▶ _Prompt_: Only lines holding the word "diamonds" should be copied from the material.

[Figure record listings]
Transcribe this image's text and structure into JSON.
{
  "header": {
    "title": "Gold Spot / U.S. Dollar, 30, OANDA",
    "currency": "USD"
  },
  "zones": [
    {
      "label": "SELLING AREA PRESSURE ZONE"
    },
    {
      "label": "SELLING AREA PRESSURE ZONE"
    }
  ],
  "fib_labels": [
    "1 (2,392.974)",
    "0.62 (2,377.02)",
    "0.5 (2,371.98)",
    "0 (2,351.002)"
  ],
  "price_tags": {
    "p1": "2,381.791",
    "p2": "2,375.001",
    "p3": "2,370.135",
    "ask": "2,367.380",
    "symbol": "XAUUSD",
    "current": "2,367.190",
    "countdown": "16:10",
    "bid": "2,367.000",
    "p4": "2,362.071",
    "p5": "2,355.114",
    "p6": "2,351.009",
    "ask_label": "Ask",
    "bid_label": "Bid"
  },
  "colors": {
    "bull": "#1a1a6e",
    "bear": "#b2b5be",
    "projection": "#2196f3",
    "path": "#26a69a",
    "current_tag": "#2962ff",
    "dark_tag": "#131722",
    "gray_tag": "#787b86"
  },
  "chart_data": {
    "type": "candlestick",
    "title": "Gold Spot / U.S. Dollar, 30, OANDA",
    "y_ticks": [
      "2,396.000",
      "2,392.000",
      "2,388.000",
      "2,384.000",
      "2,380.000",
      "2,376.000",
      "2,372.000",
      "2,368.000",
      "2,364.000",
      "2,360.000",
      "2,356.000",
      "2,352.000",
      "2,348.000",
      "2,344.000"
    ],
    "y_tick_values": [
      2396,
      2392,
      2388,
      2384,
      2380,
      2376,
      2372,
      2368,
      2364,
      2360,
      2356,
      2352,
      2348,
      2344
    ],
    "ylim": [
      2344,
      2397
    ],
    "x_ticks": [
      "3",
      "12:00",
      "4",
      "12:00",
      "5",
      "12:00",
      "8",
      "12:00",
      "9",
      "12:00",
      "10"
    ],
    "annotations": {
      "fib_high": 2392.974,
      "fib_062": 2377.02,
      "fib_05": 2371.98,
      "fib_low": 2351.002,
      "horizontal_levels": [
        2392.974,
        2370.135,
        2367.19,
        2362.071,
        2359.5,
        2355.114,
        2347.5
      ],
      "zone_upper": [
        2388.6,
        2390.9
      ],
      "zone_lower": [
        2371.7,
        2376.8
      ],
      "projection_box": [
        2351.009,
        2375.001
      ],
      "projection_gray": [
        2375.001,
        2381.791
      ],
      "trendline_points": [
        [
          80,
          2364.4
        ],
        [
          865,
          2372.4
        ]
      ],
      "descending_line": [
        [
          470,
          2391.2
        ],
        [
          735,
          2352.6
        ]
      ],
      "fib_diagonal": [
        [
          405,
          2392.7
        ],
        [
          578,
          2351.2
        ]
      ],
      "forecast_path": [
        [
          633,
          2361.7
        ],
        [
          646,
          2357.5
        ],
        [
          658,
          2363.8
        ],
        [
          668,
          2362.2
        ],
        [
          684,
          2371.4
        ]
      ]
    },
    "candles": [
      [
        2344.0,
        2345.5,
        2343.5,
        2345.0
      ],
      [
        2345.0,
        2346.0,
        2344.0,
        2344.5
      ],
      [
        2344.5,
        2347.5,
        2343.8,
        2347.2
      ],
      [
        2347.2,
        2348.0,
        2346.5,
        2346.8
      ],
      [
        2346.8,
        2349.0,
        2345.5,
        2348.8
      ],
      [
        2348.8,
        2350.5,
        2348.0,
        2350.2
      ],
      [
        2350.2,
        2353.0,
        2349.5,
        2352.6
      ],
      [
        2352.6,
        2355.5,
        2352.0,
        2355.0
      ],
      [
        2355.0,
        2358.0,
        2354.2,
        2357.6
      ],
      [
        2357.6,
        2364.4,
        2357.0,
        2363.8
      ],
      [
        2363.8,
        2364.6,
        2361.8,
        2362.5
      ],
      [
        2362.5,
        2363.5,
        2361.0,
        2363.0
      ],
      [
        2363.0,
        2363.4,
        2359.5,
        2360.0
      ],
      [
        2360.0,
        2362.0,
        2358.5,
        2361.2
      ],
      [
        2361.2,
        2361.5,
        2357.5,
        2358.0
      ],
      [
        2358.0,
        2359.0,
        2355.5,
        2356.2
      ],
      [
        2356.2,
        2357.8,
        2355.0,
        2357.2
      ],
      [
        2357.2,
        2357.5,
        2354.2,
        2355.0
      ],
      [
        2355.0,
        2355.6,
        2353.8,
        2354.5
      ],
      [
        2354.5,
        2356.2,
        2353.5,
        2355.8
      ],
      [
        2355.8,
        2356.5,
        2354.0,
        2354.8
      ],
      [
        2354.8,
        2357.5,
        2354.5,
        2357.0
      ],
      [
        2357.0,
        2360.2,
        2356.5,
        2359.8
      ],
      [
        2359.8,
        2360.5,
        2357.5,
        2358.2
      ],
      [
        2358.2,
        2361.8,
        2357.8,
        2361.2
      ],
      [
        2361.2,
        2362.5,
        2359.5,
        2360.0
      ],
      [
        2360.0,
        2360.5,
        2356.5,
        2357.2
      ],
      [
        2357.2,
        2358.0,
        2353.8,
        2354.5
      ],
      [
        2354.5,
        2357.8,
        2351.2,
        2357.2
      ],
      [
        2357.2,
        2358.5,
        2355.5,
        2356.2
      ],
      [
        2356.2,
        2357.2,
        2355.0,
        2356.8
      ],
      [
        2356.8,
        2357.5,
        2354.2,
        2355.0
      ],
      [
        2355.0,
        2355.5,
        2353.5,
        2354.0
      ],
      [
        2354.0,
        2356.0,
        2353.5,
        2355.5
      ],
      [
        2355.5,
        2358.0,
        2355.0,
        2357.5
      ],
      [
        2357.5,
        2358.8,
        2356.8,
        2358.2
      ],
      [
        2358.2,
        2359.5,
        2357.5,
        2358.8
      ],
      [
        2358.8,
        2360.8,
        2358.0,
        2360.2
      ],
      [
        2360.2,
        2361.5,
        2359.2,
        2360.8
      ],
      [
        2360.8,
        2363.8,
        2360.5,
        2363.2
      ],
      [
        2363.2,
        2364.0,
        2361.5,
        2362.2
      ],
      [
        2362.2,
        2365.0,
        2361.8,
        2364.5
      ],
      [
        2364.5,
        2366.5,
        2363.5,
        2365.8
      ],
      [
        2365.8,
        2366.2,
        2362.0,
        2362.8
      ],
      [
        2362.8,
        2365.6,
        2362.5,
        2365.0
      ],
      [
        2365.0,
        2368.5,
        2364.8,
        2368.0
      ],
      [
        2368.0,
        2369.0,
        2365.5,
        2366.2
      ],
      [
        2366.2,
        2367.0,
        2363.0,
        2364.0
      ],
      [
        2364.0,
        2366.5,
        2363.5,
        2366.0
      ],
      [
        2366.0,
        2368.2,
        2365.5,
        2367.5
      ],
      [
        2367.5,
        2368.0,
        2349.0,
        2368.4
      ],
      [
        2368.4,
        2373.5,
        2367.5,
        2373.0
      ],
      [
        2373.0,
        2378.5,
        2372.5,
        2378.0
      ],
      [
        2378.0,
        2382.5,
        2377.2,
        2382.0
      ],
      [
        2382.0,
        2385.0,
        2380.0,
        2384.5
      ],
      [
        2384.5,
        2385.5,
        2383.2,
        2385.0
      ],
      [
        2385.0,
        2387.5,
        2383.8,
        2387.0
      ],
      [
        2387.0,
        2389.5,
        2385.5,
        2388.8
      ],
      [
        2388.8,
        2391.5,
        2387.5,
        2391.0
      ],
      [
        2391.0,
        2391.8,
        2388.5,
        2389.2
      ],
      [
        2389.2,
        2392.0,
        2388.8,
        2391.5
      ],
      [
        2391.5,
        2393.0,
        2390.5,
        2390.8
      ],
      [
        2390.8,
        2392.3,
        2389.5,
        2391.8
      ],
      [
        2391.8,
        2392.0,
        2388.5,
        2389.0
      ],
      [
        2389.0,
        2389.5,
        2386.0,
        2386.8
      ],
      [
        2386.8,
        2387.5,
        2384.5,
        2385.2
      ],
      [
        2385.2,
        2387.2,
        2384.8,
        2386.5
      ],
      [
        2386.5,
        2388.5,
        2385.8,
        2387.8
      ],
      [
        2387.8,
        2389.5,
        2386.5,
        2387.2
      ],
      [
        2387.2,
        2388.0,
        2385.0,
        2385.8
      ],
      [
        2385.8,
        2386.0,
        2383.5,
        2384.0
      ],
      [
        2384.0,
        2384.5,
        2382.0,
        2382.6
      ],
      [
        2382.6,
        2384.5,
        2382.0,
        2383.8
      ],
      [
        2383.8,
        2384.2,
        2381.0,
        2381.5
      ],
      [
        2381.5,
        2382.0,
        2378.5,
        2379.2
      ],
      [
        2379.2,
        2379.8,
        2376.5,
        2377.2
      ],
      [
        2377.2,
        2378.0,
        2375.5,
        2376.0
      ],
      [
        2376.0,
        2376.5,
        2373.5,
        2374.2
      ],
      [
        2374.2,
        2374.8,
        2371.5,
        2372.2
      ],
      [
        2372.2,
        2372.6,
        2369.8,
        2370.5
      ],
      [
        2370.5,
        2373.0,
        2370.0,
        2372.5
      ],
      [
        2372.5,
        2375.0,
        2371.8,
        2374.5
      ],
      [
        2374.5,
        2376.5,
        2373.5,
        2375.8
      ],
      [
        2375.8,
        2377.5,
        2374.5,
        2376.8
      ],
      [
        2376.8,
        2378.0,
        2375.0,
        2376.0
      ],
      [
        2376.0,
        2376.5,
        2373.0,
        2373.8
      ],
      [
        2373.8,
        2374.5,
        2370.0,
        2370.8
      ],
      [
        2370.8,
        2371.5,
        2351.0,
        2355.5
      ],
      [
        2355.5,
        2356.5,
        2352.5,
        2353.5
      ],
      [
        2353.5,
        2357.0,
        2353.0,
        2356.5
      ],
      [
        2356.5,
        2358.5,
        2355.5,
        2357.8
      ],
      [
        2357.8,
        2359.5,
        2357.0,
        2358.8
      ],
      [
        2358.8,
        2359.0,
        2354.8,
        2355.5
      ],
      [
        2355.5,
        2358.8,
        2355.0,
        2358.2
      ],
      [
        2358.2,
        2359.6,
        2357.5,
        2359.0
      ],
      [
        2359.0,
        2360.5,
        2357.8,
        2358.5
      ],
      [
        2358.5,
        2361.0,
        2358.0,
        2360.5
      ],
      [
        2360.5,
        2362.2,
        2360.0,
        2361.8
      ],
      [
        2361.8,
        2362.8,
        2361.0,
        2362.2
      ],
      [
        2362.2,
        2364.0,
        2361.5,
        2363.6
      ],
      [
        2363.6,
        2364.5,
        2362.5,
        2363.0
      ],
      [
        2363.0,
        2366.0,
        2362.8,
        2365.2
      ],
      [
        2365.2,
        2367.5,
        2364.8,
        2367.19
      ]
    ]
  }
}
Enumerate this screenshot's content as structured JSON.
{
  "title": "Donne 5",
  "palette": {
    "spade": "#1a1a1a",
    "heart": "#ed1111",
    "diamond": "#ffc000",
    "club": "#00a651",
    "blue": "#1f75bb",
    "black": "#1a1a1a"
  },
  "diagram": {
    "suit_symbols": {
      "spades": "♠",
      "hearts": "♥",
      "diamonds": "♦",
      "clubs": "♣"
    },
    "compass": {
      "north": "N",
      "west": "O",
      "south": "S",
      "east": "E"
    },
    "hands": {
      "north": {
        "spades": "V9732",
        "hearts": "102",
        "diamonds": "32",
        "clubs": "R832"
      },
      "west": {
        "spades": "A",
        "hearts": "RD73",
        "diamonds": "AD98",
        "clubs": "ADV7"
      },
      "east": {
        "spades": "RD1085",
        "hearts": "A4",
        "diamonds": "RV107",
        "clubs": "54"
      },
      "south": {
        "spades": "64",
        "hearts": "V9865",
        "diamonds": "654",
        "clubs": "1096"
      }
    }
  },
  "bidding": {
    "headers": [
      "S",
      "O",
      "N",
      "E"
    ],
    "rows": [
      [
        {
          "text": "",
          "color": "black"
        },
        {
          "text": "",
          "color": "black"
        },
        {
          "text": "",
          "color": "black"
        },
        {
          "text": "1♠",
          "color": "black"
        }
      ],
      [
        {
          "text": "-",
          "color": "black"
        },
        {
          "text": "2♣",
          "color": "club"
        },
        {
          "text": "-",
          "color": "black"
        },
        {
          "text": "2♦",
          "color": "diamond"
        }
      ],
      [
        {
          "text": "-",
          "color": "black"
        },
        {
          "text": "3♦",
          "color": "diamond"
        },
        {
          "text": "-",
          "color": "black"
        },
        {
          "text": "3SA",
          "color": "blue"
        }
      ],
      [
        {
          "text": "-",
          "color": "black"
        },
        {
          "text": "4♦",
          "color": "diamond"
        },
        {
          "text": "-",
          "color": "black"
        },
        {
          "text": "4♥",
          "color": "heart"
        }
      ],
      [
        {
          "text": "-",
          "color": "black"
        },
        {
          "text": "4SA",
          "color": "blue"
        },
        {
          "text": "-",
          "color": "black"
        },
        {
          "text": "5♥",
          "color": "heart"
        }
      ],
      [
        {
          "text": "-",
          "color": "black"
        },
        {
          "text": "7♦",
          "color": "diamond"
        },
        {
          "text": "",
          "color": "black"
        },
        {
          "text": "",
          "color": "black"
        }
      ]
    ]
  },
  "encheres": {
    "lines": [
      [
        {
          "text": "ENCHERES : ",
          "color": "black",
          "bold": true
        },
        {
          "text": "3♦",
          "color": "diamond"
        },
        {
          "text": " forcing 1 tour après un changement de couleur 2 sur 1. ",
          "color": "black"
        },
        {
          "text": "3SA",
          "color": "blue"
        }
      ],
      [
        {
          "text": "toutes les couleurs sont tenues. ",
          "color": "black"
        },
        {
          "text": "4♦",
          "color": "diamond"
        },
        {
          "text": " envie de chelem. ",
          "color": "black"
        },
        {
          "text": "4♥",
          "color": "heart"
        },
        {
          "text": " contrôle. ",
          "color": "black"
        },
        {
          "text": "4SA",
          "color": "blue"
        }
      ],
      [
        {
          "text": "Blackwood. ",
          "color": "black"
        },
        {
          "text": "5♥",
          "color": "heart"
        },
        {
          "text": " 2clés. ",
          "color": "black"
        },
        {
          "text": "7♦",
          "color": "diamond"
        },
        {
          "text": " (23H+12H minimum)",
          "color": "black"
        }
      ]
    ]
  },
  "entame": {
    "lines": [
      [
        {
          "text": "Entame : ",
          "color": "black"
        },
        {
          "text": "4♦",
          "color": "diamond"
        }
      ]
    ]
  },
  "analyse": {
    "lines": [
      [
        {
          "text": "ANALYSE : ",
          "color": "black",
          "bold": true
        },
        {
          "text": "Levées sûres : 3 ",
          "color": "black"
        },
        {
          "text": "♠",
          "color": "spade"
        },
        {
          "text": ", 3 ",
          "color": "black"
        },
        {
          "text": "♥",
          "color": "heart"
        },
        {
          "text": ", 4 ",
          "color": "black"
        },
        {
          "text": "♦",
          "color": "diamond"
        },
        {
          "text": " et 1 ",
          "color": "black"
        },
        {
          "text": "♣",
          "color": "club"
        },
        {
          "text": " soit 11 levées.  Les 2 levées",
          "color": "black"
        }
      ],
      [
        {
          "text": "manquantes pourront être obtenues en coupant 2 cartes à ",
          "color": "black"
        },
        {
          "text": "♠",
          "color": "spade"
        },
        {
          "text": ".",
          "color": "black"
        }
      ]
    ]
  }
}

▶ _Complete answer_:
      "diamonds": "♦",
        "diamonds": "32",
        "diamonds": "AD98",
        "diamonds": "RV107",
        "diamonds": "654",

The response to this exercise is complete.